§ Exercise description
Give the data a second time, exactly and in full.

-.-.-

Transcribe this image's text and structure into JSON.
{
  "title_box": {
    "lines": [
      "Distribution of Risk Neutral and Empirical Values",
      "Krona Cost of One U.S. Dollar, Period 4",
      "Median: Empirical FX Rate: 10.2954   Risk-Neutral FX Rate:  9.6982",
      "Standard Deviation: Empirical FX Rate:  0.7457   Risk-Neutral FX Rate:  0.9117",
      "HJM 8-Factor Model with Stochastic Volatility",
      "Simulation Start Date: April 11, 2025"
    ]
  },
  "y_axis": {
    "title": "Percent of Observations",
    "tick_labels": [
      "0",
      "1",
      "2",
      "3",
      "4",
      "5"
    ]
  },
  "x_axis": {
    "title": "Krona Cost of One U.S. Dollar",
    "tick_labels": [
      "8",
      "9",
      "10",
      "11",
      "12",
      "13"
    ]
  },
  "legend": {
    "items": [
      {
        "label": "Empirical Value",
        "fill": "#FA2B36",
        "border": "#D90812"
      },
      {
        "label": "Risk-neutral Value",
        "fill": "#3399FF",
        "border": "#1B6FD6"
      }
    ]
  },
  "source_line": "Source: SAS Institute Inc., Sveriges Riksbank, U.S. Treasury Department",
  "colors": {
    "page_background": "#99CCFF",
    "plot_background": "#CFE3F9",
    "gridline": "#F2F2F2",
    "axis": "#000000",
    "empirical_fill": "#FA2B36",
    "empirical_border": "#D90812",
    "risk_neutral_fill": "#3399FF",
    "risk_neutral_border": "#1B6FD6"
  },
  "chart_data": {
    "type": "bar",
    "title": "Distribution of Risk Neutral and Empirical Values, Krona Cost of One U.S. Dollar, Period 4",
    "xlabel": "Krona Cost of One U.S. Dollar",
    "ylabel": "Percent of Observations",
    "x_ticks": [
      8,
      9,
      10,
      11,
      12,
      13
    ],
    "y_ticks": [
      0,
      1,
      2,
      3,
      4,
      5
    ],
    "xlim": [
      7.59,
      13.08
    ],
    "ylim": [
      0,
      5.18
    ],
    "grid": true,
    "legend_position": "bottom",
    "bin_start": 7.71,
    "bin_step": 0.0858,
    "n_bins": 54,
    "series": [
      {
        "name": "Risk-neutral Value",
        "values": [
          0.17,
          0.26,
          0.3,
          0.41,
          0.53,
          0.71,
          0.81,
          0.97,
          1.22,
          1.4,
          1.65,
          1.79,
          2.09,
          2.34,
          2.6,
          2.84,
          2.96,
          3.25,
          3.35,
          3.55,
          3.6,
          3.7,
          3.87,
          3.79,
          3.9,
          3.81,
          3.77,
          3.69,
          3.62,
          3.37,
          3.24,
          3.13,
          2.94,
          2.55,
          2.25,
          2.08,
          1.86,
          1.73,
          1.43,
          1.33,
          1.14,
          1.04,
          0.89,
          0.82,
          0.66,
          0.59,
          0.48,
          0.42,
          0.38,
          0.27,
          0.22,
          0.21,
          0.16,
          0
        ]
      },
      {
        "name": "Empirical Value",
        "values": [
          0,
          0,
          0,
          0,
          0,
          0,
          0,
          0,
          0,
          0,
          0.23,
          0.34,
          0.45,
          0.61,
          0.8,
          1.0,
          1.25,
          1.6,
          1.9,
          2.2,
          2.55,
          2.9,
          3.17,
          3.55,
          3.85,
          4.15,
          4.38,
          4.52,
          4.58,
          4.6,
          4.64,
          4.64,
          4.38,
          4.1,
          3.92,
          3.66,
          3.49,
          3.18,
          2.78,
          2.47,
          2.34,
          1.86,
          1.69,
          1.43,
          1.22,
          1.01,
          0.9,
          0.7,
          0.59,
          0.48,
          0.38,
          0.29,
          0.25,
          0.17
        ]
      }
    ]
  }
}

-.-.-

§ Correct output
Transcribe this image's text and structure into JSON.
{
  "title_box": {
    "lines": [
      "Distribution of Risk Neutral and Empirical Values",
      "Krona Cost of One U.S. Dollar, Period 4",
      "Median: Empirical FX Rate: 10.2954   Risk-Neutral FX Rate:  9.6982",
      "Standard Deviation: Empirical FX Rate:  0.7457   Risk-Neutral FX Rate:  0.9117",
      "HJM 8-Factor Model with Stochastic Volatility",
      "Simulation Start Date: April 11, 2025"
    ]
  },
  "y_axis": {
    "title": "Percent of Observations",
    "tick_labels": [
      "0",
      "1",
      "2",
      "3",
      "4",
      "5"
    ]
  },
  "x_axis": {
    "title": "Krona Cost of One U.S. Dollar",
    "tick_labels": [
      "8",
      "9",
      "10",
      "11",
      "12",
      "13"
    ]
  },
  "legend": {
    "items": [
      {
        "label": "Empirical Value",
        "fill": "#FA2B36",
        "border": "#D90812"
      },
      {
        "label": "Risk-neutral Value",
        "fill": "#3399FF",
        "border": "#1B6FD6"
      }
    ]
  },
  "source_line": "Source: SAS Institute Inc., Sveriges Riksbank, U.S. Treasury Department",
  "colors": {
    "page_background": "#99CCFF",
    "plot_background": "#CFE3F9",
    "gridline": "#F2F2F2",
    "axis": "#000000",
    "empirical_fill": "#FA2B36",
    "empirical_border": "#D90812",
    "risk_neutral_fill": "#3399FF",
    "risk_neutral_border": "#1B6FD6"
  },
  "chart_data": {
    "type": "bar",
    "title": "Distribution of Risk Neutral and Empirical Values, Krona Cost of One U.S. Dollar, Period 4",
    "xlabel": "Krona Cost of One U.S. Dollar",
    "ylabel": "Percent of Observations",
    "x_ticks": [
      8,
      9,
      10,
      11,
      12,
      13
    ],
    "y_ticks": [
      0,
      1,
      2,
      3,
      4,
      5
    ],
    "xlim": [
      7.59,
      13.08
    ],
    "ylim": [
      0,
      5.18
    ],
    "grid": true,
    "legend_position": "bottom",
    "bin_start": 7.71,
    "bin_step": 0.0858,
    "n_bins": 54,
    "series": [
      {
        "name": "Risk-neutral Value",
        "values": [
          0.17,
          0.26,
          0.3,
          0.41,
          0.53,
          0.71,
          0.81,
          0.97,
          1.22,
          1.4,
          1.65,
          1.79,
          2.09,
          2.34,
          2.6,
          2.84,
          2.96,
          3.25,
          3.35,
          3.55,
          3.6,
          3.7,
          3.87,
          3.79,
          3.9,
          3.81,
          3.77,
          3.69,
          3.62,
          3.37,
          3.24,
          3.13,
          2.94,
          2.55,
          2.25,
          2.08,
          1.86,
          1.73,
          1.43,
          1.33,
          1.14,
          1.04,
          0.89,
          0.82,
          0.66,
          0.59,
          0.48,
          0.42,
          0.38,
          0.27,
          0.22,
          0.21,
          0.16,
          0
        ]
      },
      {
        "name": "Empirical Value",
        "values": [
          0,
          0,
          0,
          0,
          0,
          0,
          0,
          0,
          0,
          0,
          0.23,
          0.34,
          0.45,
          0.61,
          0.8,
          1.0,
          1.25,
          1.6,
          1.9,
          2.2,
          2.55,
          2.9,
          3.17,
          3.55,
          3.85,
          4.15,
          4.38,
          4.52,
          4.58,
          4.6,
          4.64,
          4.64,
          4.38,
          4.1,
          3.92,
          3.66,
          3.49,
          3.18,
          2.78,
          2.47,
          2.34,
          1.86,
          1.69,
          1.43,
          1.22,
          1.01,
          0.9,
          0.7,
          0.59,
          0.48,
          0.38,
          0.29,
          0.25,
          0.17
        ]
      }
    ]
  }
}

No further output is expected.